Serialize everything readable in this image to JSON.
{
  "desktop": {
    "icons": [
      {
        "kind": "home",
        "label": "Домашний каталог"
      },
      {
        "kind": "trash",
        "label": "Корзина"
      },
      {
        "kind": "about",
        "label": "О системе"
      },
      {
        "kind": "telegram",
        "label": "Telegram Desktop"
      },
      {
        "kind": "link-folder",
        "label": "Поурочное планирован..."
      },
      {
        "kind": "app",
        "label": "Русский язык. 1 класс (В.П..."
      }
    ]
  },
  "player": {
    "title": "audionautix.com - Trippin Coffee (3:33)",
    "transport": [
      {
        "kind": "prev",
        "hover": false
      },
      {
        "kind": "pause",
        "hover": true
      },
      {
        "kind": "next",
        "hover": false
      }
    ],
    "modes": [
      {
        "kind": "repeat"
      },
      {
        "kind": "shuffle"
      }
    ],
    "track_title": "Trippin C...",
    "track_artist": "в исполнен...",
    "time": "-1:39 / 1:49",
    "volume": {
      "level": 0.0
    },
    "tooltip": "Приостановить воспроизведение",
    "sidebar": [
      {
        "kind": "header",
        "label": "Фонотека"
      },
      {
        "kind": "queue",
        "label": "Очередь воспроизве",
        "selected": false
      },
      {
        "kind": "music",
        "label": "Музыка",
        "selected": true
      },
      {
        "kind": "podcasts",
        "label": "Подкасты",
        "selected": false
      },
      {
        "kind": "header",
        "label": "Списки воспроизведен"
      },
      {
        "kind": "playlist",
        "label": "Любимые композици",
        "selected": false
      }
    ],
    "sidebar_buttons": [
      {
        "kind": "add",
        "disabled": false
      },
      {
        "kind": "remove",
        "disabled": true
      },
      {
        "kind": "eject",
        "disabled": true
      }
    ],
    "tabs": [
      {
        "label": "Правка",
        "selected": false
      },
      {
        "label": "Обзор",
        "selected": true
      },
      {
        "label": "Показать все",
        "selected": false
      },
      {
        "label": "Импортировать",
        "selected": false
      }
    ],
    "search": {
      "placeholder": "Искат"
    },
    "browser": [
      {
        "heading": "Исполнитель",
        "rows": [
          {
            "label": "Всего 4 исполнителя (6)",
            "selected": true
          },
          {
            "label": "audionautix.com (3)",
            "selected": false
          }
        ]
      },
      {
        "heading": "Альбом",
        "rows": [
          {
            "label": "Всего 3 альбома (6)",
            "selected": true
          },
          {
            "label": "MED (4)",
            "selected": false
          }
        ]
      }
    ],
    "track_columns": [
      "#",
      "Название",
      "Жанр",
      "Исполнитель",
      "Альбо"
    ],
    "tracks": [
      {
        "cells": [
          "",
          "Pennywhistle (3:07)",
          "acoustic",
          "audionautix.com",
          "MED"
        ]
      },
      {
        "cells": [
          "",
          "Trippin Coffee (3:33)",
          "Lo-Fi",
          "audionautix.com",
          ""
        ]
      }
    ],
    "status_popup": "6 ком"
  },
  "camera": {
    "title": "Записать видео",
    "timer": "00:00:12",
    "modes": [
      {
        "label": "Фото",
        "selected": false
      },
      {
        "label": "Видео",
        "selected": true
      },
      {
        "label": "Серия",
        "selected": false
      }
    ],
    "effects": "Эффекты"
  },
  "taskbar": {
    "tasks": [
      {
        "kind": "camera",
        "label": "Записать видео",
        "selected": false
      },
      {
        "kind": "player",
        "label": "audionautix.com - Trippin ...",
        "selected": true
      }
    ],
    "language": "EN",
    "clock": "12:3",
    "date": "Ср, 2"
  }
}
○ ○ ○ ○
*WHAT IS EXPECTED*
Extract the listing in its entirety and repeat it exactly.

*COMPLETED TASK*
Serialize everything readable in this image to JSON.
{
  "desktop": {
    "icons": [
      {
        "kind": "home",
        "label": "Домашний каталог"
      },
      {
        "kind": "trash",
        "label": "Корзина"
      },
      {
        "kind": "about",
        "label": "О системе"
      },
      {
        "kind": "telegram",
        "label": "Telegram Desktop"
      },
      {
        "kind": "link-folder",
        "label": "Поурочное планирован..."
      },
      {
        "kind": "app",
        "label": "Русский язык. 1 класс (В.П..."
      }
    ]
  },
  "player": {
    "title": "audionautix.com - Trippin Coffee (3:33)",
    "transport": [
      {
        "kind": "prev",
        "hover": false
      },
      {
        "kind": "pause",
        "hover": true
      },
      {
        "kind": "next",
        "hover": false
      }
    ],
    "modes": [
      {
        "kind": "repeat"
      },
      {
        "kind": "shuffle"
      }
    ],
    "track_title": "Trippin C...",
    "track_artist": "в исполнен...",
    "time": "-1:39 / 1:49",
    "volume": {
      "level": 0.0
    },
    "tooltip": "Приостановить воспроизведение",
    "sidebar": [
      {
        "kind": "header",
        "label": "Фонотека"
      },
      {
        "kind": "queue",
        "label": "Очередь воспроизве",
        "selected": false
      },
      {
        "kind": "music",
        "label": "Музыка",
        "selected": true
      },
      {
        "kind": "podcasts",
        "label": "Подкасты",
        "selected": false
      },
      {
        "kind": "header",
        "label": "Списки воспроизведен"
      },
      {
        "kind": "playlist",
        "label": "Любимые композици",
        "selected": false
      }
    ],
    "sidebar_buttons": [
      {
        "kind": "add",
        "disabled": false
      },
      {
        "kind": "remove",
        "disabled": true
      },
      {
        "kind": "eject",
        "disabled": true
      }
    ],
    "tabs": [
      {
        "label": "Правка",
        "selected": false
      },
      {
        "label": "Обзор",
        "selected": true
      },
      {
        "label": "Показать все",
        "selected": false
      },
      {
        "label": "Импортировать",
        "selected": false
      }
    ],
    "search": {
      "placeholder": "Искат"
    },
    "browser": [
      {
        "heading": "Исполнитель",
        "rows": [
          {
            "label": "Всего 4 исполнителя (6)",
            "selected": true
          },
          {
            "label": "audionautix.com (3)",
            "selected": false
          }
        ]
      },
      {
        "heading": "Альбом",
        "rows": [
          {
            "label": "Всего 3 альбома (6)",
            "selected": true
          },
          {
            "label": "MED (4)",
            "selected": false
          }
        ]
      }
    ],
    "track_columns": [
      "#",
      "Название",
      "Жанр",
      "Исполнитель",
      "Альбо"
    ],
    "tracks": [
      {
        "cells": [
          "",
          "Pennywhistle (3:07)",
          "acoustic",
          "audionautix.com",
          "MED"
        ]
      },
      {
        "cells": [
          "",
          "Trippin Coffee (3:33)",
          "Lo-Fi",
          "audionautix.com",
          ""
        ]
      }
    ],
    "status_popup": "6 ком"
  },
  "camera": {
    "title": "Записать видео",
    "timer": "00:00:12",
    "modes": [
      {
        "label": "Фото",
        "selected": false
      },
      {
        "label": "Видео",
        "selected": true
      },
      {
        "label": "Серия",
        "selected": false
      }
    ],
    "effects": "Эффекты"
  },
  "taskbar": {
    "tasks": [
      {
        "kind": "camera",
        "label": "Записать видео",
        "selected": false
      },
      {
        "kind": "player",
        "label": "audionautix.com - Trippin ...",
        "selected": true
      }
    ],
    "language": "EN",
    "clock": "12:3",
    "date": "Ср, 2"
  }
}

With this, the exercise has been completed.